─── Materials provided

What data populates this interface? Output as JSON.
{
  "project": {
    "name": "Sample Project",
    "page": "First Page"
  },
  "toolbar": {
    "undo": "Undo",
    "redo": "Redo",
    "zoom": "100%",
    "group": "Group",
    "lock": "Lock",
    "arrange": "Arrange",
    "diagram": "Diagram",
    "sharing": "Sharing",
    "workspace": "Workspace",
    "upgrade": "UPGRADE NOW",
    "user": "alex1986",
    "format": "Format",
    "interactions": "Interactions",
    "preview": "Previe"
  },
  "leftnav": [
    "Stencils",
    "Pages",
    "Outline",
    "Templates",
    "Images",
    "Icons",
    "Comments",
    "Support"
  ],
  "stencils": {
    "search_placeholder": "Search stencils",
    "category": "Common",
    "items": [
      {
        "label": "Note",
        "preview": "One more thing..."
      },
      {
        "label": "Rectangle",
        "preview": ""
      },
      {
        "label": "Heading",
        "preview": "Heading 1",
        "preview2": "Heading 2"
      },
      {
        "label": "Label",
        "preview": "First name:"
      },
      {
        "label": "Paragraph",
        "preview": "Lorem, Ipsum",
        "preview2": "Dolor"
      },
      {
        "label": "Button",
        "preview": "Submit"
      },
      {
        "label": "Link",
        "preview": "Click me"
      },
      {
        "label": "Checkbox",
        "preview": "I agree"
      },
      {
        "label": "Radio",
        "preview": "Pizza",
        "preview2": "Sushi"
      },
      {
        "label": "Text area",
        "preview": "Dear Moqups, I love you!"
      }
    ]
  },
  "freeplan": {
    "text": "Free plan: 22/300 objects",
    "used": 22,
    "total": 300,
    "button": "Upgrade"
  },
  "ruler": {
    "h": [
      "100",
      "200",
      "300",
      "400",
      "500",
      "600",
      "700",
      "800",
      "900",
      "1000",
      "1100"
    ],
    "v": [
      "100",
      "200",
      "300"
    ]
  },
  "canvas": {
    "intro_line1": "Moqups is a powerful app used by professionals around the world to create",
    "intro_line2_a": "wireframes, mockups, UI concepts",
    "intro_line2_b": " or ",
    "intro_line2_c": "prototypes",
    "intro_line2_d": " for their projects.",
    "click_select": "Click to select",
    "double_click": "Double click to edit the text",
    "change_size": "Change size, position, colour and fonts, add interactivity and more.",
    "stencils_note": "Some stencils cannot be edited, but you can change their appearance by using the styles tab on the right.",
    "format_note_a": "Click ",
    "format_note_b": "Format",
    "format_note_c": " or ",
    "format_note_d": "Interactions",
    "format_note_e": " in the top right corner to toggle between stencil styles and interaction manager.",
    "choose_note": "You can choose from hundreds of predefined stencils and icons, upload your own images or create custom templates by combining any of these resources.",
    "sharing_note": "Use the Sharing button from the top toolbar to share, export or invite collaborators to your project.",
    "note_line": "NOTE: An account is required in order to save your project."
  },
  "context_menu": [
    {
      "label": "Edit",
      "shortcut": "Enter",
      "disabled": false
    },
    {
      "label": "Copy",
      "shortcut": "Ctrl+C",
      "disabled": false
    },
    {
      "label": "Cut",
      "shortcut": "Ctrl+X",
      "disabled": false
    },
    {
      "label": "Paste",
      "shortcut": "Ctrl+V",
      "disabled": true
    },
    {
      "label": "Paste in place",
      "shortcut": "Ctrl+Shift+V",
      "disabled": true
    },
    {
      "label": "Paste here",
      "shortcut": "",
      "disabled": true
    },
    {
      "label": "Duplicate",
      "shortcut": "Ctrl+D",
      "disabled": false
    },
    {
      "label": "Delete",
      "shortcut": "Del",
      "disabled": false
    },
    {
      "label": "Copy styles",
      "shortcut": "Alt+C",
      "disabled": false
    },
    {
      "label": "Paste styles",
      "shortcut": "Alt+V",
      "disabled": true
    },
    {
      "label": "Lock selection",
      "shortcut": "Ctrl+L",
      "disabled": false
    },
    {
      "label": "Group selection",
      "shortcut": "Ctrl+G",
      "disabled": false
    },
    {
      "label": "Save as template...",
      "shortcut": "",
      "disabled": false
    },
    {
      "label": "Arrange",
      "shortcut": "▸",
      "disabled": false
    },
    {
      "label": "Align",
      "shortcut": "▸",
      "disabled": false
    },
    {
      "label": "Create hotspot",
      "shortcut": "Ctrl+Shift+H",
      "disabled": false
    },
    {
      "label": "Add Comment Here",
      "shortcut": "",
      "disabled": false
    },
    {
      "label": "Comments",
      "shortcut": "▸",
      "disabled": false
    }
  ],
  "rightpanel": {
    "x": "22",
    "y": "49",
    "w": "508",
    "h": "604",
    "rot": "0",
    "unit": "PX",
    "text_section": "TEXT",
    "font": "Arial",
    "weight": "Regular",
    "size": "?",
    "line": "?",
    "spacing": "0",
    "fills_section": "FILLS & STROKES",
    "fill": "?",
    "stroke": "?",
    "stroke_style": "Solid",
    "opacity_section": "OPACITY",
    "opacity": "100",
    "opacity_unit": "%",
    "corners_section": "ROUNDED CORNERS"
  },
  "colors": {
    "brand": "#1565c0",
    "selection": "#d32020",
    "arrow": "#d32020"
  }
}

──────

- **To be done**:
Return each entry from above without altering a single character.

- **The result**:
What data populates this interface? Output as JSON.
{
  "project": {
    "name": "Sample Project",
    "page": "First Page"
  },
  "toolbar": {
    "undo": "Undo",
    "redo": "Redo",
    "zoom": "100%",
    "group": "Group",
    "lock": "Lock",
    "arrange": "Arrange",
    "diagram": "Diagram",
    "sharing": "Sharing",
    "workspace": "Workspace",
    "upgrade": "UPGRADE NOW",
    "user": "alex1986",
    "format": "Format",
    "interactions": "Interactions",
    "preview": "Previe"
  },
  "leftnav": [
    "Stencils",
    "Pages",
    "Outline",
    "Templates",
    "Images",
    "Icons",
    "Comments",
    "Support"
  ],
  "stencils": {
    "search_placeholder": "Search stencils",
    "category": "Common",
    "items": [
      {
        "label": "Note",
        "preview": "One more thing..."
      },
      {
        "label": "Rectangle",
        "preview": ""
      },
      {
        "label": "Heading",
        "preview": "Heading 1",
        "preview2": "Heading 2"
      },
      {
        "label": "Label",
        "preview": "First name:"
      },
      {
        "label": "Paragraph",
        "preview": "Lorem, Ipsum",
        "preview2": "Dolor"
      },
      {
        "label": "Button",
        "preview": "Submit"
      },
      {
        "label": "Link",
        "preview": "Click me"
      },
      {
        "label": "Checkbox",
        "preview": "I agree"
      },
      {
        "label": "Radio",
        "preview": "Pizza",
        "preview2": "Sushi"
      },
      {
        "label": "Text area",
        "preview": "Dear Moqups, I love you!"
      }
    ]
  },
  "freeplan": {
    "text": "Free plan: 22/300 objects",
    "used": 22,
    "total": 300,
    "button": "Upgrade"
  },
  "ruler": {
    "h": [
      "100",
      "200",
      "300",
      "400",
      "500",
      "600",
      "700",
      "800",
      "900",
      "1000",
      "1100"
    ],
    "v": [
      "100",
      "200",
      "300"
    ]
  },
  "canvas": {
    "intro_line1": "Moqups is a powerful app used by professionals around the world to create",
    "intro_line2_a": "wireframes, mockups, UI concepts",
    "intro_line2_b": " or ",
    "intro_line2_c": "prototypes",
    "intro_line2_d": " for their projects.",
    "click_select": "Click to select",
    "double_click": "Double click to edit the text",
    "change_size": "Change size, position, colour and fonts, add interactivity and more.",
    "stencils_note": "Some stencils cannot be edited, but you can change their appearance by using the styles tab on the right.",
    "format_note_a": "Click ",
    "format_note_b": "Format",
    "format_note_c": " or ",
    "format_note_d": "Interactions",
    "format_note_e": " in the top right corner to toggle between stencil styles and interaction manager.",
    "choose_note": "You can choose from hundreds of predefined stencils and icons, upload your own images or create custom templates by combining any of these resources.",
    "sharing_note": "Use the Sharing button from the top toolbar to share, export or invite collaborators to your project.",
    "note_line": "NOTE: An account is required in order to save your project."
  },
  "context_menu": [
    {
      "label": "Edit",
      "shortcut": "Enter",
      "disabled": false
    },
    {
      "label": "Copy",
      "shortcut": "Ctrl+C",
      "disabled": false
    },
    {
      "label": "Cut",
      "shortcut": "Ctrl+X",
      "disabled": false
    },
    {
      "label": "Paste",
      "shortcut": "Ctrl+V",
      "disabled": true
    },
    {
      "label": "Paste in place",
      "shortcut": "Ctrl+Shift+V",
      "disabled": true
    },
    {
      "label": "Paste here",
      "shortcut": "",
      "disabled": true
    },
    {
      "label": "Duplicate",
      "shortcut": "Ctrl+D",
      "disabled": false
    },
    {
      "label": "Delete",
      "shortcut": "Del",
      "disabled": false
    },
    {
      "label": "Copy styles",
      "shortcut": "Alt+C",
      "disabled": false
    },
    {
      "label": "Paste styles",
      "shortcut": "Alt+V",
      "disabled": true
    },
    {
      "label": "Lock selection",
      "shortcut": "Ctrl+L",
      "disabled": false
    },
    {
      "label": "Group selection",
      "shortcut": "Ctrl+G",
      "disabled": false
    },
    {
      "label": "Save as template...",
      "shortcut": "",
      "disabled": false
    },
    {
      "label": "Arrange",
      "shortcut": "▸",
      "disabled": false
    },
    {
      "label": "Align",
      "shortcut": "▸",
      "disabled": false
    },
    {
      "label": "Create hotspot",
      "shortcut": "Ctrl+Shift+H",
      "disabled": false
    },
    {
      "label": "Add Comment Here",
      "shortcut": "",
      "disabled": false
    },
    {
      "label": "Comments",
      "shortcut": "▸",
      "disabled": false
    }
  ],
  "rightpanel": {
    "x": "22",
    "y": "49",
    "w": "508",
    "h": "604",
    "rot": "0",
    "unit": "PX",
    "text_section": "TEXT",
    "font": "Arial",
    "weight": "Regular",
    "size": "?",
    "line": "?",
    "spacing": "0",
    "fills_section": "FILLS & STROKES",
    "fill": "?",
    "stroke": "?",
    "stroke_style": "Solid",
    "opacity_section": "OPACITY",
    "opacity": "100",
    "opacity_unit": "%",
    "corners_section": "ROUNDED CORNERS"
  },
  "colors": {
    "brand": "#1565c0",
    "selection": "#d32020",
    "arrow": "#d32020"
  }
}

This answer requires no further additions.